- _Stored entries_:
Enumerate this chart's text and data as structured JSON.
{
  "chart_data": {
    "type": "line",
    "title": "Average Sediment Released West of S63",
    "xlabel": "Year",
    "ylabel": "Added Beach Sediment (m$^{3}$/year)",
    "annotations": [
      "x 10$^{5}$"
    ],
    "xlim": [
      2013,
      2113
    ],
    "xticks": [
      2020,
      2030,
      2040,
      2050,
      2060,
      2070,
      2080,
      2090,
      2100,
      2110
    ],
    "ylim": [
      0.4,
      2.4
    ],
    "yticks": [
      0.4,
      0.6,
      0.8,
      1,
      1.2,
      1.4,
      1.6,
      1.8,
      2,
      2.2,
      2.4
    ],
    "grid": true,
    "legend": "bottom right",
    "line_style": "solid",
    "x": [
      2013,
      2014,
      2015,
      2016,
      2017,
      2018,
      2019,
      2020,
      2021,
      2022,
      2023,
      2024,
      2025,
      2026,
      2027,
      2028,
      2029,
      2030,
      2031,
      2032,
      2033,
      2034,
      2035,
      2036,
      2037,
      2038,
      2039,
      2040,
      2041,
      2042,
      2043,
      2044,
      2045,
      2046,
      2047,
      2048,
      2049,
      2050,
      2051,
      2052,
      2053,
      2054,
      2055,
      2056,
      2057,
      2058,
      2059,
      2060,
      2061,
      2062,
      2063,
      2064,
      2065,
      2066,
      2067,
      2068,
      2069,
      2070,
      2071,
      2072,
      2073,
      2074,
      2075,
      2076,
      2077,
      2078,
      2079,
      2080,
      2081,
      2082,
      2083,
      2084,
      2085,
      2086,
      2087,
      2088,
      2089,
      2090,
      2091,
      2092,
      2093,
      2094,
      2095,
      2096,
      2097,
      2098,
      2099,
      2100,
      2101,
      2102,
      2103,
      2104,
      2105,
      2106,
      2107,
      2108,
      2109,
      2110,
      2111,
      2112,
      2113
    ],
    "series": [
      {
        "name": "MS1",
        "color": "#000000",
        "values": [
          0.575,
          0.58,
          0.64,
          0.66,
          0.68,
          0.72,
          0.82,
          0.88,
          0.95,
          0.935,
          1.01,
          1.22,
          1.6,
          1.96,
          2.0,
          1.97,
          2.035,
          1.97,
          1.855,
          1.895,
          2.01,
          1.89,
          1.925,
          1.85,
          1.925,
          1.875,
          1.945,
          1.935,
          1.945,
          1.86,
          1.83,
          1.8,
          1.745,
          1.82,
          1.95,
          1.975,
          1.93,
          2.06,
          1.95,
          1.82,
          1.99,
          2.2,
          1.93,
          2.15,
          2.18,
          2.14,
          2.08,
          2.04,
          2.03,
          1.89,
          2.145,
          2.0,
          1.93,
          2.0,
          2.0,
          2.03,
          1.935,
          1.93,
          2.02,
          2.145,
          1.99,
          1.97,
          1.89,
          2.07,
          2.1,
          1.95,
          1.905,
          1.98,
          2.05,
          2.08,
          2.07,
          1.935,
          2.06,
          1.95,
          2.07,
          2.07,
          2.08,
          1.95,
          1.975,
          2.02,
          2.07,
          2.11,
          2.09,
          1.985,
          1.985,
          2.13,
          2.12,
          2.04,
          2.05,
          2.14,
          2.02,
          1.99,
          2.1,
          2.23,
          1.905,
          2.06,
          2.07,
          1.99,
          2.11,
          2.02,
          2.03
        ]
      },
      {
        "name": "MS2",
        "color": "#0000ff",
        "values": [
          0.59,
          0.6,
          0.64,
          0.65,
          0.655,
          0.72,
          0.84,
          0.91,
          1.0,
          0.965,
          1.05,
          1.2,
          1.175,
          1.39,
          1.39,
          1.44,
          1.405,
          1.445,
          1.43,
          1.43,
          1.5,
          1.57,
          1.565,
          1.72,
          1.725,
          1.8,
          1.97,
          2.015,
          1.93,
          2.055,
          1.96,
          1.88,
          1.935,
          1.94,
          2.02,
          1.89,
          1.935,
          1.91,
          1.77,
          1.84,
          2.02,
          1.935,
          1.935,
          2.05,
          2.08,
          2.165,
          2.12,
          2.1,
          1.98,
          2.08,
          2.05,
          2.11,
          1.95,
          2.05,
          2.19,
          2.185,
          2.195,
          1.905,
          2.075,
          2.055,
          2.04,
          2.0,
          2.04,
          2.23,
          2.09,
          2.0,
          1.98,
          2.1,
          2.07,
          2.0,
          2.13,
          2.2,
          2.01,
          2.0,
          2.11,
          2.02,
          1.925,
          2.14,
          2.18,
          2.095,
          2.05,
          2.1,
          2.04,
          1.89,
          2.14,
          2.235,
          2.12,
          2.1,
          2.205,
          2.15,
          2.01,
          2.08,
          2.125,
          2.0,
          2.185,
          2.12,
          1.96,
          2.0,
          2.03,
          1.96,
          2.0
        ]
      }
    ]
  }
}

- _PROBLEM STATEMENT_:
Which lines above contain "Sediment"? Show each of them.

- _CORRECT ANSWER_:
    "title": "Average Sediment Released West of S63",
    "ylabel": "Added Beach Sediment (m$^{3}$/year)",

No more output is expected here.